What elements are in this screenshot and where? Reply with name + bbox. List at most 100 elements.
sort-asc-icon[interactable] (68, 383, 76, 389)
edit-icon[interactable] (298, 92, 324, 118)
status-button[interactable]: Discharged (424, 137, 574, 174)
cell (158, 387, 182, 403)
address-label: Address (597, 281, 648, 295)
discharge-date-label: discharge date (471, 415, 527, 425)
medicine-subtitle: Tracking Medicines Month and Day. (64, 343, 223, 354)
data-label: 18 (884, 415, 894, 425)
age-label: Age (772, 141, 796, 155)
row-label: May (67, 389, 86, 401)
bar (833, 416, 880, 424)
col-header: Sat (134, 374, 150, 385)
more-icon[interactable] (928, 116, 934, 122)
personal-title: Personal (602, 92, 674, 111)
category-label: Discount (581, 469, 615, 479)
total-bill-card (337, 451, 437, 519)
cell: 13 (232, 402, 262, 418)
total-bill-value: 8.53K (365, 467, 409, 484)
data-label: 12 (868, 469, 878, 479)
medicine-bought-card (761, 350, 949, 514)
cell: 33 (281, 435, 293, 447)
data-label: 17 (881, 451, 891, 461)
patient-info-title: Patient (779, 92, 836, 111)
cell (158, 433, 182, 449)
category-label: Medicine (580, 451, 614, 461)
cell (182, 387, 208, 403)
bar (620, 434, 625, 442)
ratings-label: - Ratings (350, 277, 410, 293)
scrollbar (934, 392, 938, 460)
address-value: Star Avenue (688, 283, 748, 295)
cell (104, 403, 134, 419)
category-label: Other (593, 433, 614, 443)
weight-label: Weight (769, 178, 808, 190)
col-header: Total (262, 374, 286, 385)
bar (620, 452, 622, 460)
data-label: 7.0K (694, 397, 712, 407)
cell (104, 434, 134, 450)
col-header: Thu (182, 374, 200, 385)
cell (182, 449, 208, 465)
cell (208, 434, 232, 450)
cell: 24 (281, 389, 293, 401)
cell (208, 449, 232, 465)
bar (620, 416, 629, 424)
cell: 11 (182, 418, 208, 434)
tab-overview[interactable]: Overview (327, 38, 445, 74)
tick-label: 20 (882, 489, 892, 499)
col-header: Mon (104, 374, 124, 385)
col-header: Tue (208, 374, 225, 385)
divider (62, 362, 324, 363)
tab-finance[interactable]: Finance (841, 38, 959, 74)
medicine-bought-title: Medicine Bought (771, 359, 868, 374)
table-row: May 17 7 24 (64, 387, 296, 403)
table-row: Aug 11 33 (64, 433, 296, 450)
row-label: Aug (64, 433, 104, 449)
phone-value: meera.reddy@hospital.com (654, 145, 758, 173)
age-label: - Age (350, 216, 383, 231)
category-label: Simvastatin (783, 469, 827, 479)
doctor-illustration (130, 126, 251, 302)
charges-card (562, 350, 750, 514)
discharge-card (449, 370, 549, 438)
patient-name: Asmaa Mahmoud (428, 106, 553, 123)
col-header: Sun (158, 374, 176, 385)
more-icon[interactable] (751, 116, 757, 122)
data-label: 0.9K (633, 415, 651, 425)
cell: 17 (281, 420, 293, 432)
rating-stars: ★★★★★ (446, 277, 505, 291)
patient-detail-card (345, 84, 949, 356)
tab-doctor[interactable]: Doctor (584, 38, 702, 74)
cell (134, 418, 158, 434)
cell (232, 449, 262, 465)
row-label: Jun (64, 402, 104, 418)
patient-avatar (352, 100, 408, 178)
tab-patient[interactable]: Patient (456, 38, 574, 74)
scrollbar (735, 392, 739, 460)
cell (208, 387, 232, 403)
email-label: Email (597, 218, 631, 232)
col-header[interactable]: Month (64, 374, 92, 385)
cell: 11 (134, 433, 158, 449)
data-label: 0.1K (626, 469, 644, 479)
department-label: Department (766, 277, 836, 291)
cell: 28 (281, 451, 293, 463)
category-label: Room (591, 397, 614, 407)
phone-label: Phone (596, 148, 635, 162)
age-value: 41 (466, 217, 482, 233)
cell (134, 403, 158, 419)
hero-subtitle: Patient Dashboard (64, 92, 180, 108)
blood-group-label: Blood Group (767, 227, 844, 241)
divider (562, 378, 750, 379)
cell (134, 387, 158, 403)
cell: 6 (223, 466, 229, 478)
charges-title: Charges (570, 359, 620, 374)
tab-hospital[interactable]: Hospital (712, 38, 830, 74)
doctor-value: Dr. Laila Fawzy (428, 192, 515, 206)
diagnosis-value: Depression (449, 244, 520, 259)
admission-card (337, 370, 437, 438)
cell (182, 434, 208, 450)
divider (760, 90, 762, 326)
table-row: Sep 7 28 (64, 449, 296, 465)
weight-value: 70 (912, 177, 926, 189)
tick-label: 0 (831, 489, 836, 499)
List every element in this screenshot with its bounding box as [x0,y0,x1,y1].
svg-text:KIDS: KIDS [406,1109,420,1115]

■ ■ ■ ■

上の資料のすべての行を、1行につき1つの文字列としてJSONリストに入れてください。空行は含めません。

[
  "What elements are in this screenshot and where? Reply with name + bbox. List at most 100 elements.",
  "sort-asc-icon[interactable] (68, 383, 76, 389)",
  "edit-icon[interactable] (298, 92, 324, 118)",
  "status-button[interactable]: Discharged (424, 137, 574, 174)",
  "cell (158, 387, 182, 403)",
  "address-label: Address (597, 281, 648, 295)",
  "discharge-date-label: discharge date (471, 415, 527, 425)",
  "medicine-subtitle: Tracking Medicines Month and Day. (64, 343, 223, 354)",
  "data-label: 18 (884, 415, 894, 425)",
  "age-label: Age (772, 141, 796, 155)",
  "row-label: May (67, 389, 86, 401)",
  "bar (833, 416, 880, 424)",
  "col-header: Sat (134, 374, 150, 385)",
  "more-icon[interactable] (928, 116, 934, 122)",
  "personal-title: Personal (602, 92, 674, 111)",
  "category-label: Discount (581, 469, 615, 479)",
  "total-bill-card (337, 451, 437, 519)",
  "cell: 13 (232, 402, 262, 418)",
  "total-bill-value: 8.53K (365, 467, 409, 484)",
  "data-label: 12 (868, 469, 878, 479)",
  "medicine-bought-card (761, 350, 949, 514)",
  "cell: 33 (281, 435, 293, 447)",
  "data-label: 17 (881, 451, 891, 461)",
  "patient-info-title: Patient (779, 92, 836, 111)",
  "cell (158, 433, 182, 449)",
  "category-label: Medicine (580, 451, 614, 461)",
  "cell (182, 387, 208, 403)",
  "bar (620, 434, 625, 442)",
  "ratings-label: - Ratings (350, 277, 410, 293)",
  "scrollbar (934, 392, 938, 460)",
  "address-value: Star Avenue (688, 283, 748, 295)",
  "cell (104, 403, 134, 419)",
  "category-label: Other (593, 433, 614, 443)",
  "weight-label: Weight (769, 178, 808, 190)",
  "col-header: Total (262, 374, 286, 385)",
  "bar (620, 452, 622, 460)",
  "data-label: 7.0K (694, 397, 712, 407)",
  "cell (104, 434, 134, 450)",
  "col-header: Thu (182, 374, 200, 385)",
  "cell (182, 449, 208, 465)",
  "cell (208, 434, 232, 450)",
  "cell: 24 (281, 389, 293, 401)",
  "cell (208, 449, 232, 465)",
  "bar (620, 416, 629, 424)",
  "cell: 11 (182, 418, 208, 434)",
  "tab-overview[interactable]: Overview (327, 38, 445, 74)",
  "tick-label: 20 (882, 489, 892, 499)",
  "col-header: Mon (104, 374, 124, 385)",
  "col-header: Tue (208, 374, 225, 385)",
  "divider (62, 362, 324, 363)",
  "tab-finance[interactable]: Finance (841, 38, 959, 74)",
  "medicine-bought-title: Medicine Bought (771, 359, 868, 374)",
  "table-row: May 17 7 24 (64, 387, 296, 403)",
  "table-row: Aug 11 33 (64, 433, 296, 450)",
  "row-label: Aug (64, 433, 104, 449)",
  "phone-value: meera.reddy@hospital.com (654, 145, 758, 173)",
  "age-label: - Age (350, 216, 383, 231)",
  "category-label: Simvastatin (783, 469, 827, 479)",
  "doctor-illustration (130, 126, 251, 302)",
  "charges-card (562, 350, 750, 514)",
  "discharge-card (449, 370, 549, 438)",
  "patient-name: Asmaa Mahmoud (428, 106, 553, 123)",
  "col-header: Sun (158, 374, 176, 385)",
  "more-icon[interactable] (751, 116, 757, 122)",
  "data-label: 0.9K (633, 415, 651, 425)",
  "cell: 17 (281, 420, 293, 432)",
  "rating-stars: ★★★★★ (446, 277, 505, 291)",
  "patient-detail-card (345, 84, 949, 356)",
  "tab-doctor[interactable]: Doctor (584, 38, 702, 74)",
  "cell (134, 418, 158, 434)",
  "cell (232, 449, 262, 465)",
  "row-label: Jun (64, 402, 104, 418)",
  "patient-avatar (352, 100, 408, 178)",
  "tab-patient[interactable]: Patient (456, 38, 574, 74)",
  "scrollbar (735, 392, 739, 460)",
  "cell (208, 387, 232, 403)",
  "email-label: Email (597, 218, 631, 232)",
  "col-header[interactable]: Month (64, 374, 92, 385)",
  "cell: 11 (134, 433, 158, 449)",
  "data-label: 0.1K (626, 469, 644, 479)",
  "department-label: Department (766, 277, 836, 291)",
  "cell: 28 (281, 451, 293, 463)",
  "category-label: Room (591, 397, 614, 407)",
  "phone-label: Phone (596, 148, 635, 162)",
  "age-value: 41 (466, 217, 482, 233)",
  "cell (134, 403, 158, 419)",
  "hero-subtitle: Patient Dashboard (64, 92, 180, 108)",
  "blood-group-label: Blood Group (767, 227, 844, 241)",
  "divider (562, 378, 750, 379)",
  "cell (134, 387, 158, 403)",
  "cell: 6 (223, 466, 229, 478)",
  "charges-title: Charges (570, 359, 620, 374)",
  "tab-hospital[interactable]: Hospital (712, 38, 830, 74)",
  "doctor-value: Dr. Laila Fawzy (428, 192, 515, 206)",
  "diagnosis-value: Depression (449, 244, 520, 259)",
  "admission-card (337, 370, 437, 438)",
  "cell (182, 434, 208, 450)",
  "divider (760, 90, 762, 326)",
  "table-row: Sep 7 28 (64, 449, 296, 465)",
  "weight-value: 70 (912, 177, 926, 189)",
  "tick-label: 0 (831, 489, 836, 499)",
  "List every element in this screenshot with its bounding box as [x0,y0,x1,y1].",
  "svg-text:KIDS: KIDS [406,1109,420,1115]"
]